(SOURCE MATERIAL):
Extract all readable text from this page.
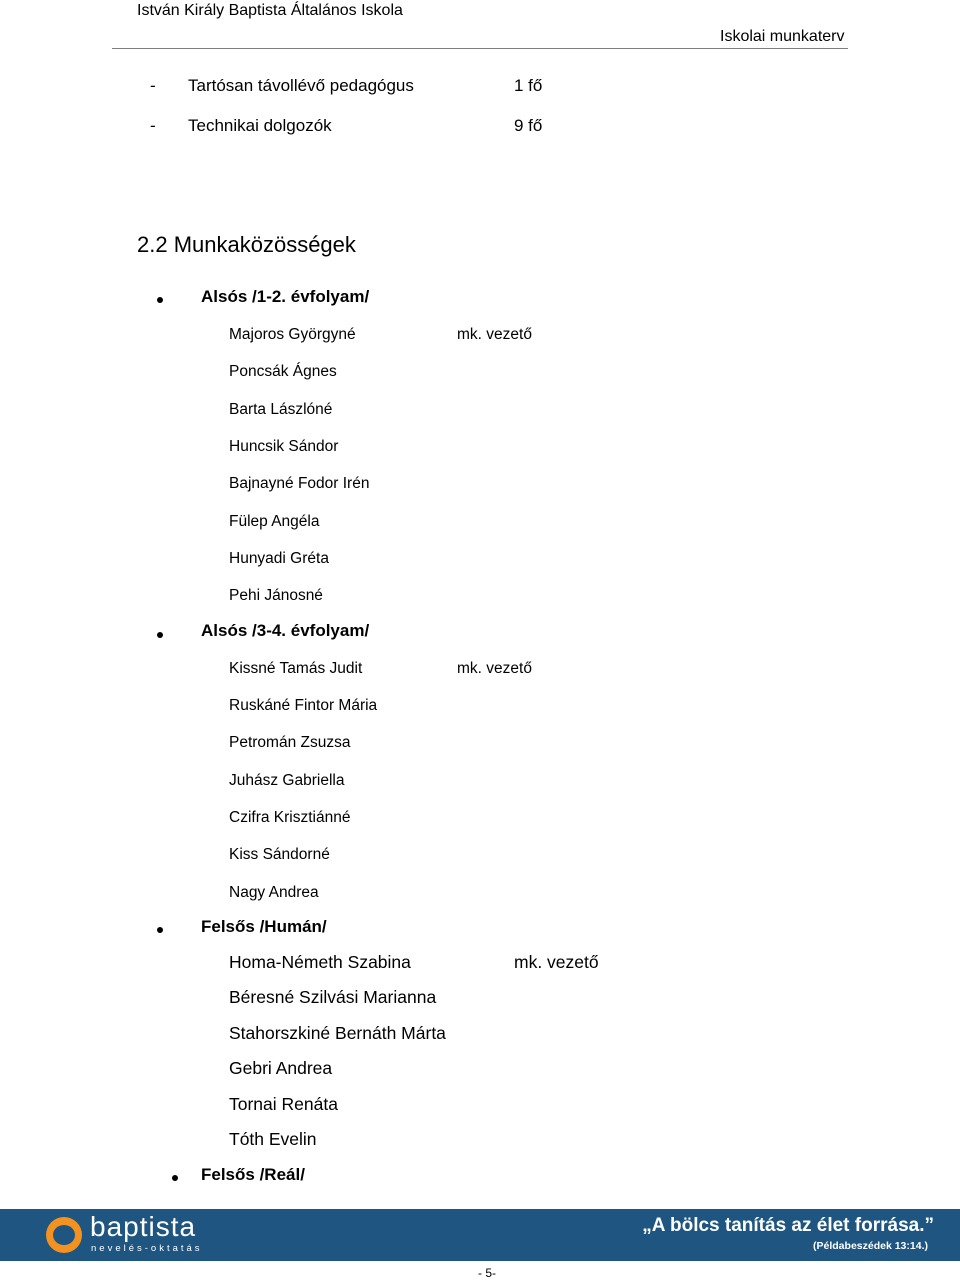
István Király Baptista Általános Iskola
Iskolai munkaterv
- Tartósan távollévő pedagógus	1 fő
- Technikai dolgozók	9 fő
2.2 Munkaközösségek
Alsós /1-2. évfolyam/
Majoros Györgyné	mk. vezető
Poncsák Ágnes
Barta Lászlóné
Huncsik Sándor
Bajnayné Fodor Irén
Fülep Angéla
Hunyadi Gréta
Pehi Jánosné
Alsós /3-4. évfolyam/
Kissné Tamás Judit	mk. vezető
Ruskáné Fintor Mária
Petromán Zsuzsa
Juhász Gabriella
Czifra Krisztiánné
Kiss Sándorné
Nagy Andrea
Felsős /Humán/
Homa-Németh Szabina	mk. vezető
Béresné Szilvási Marianna
Stahorszkiné Bernáth Márta
Gebri Andrea
Tornai Renáta
Tóth Evelin
Felsős /Reál/
baptista
nevelés-oktatás
„A bölcs tanítás az élet forrása.”
(Példabeszédek 13:14.)
- 5-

(PROMPT): Show all lines from the listing above in which "évfolyam" appears.

(TASK SOLUTION):
Alsós /1-2. évfolyam/
Alsós /3-4. évfolyam/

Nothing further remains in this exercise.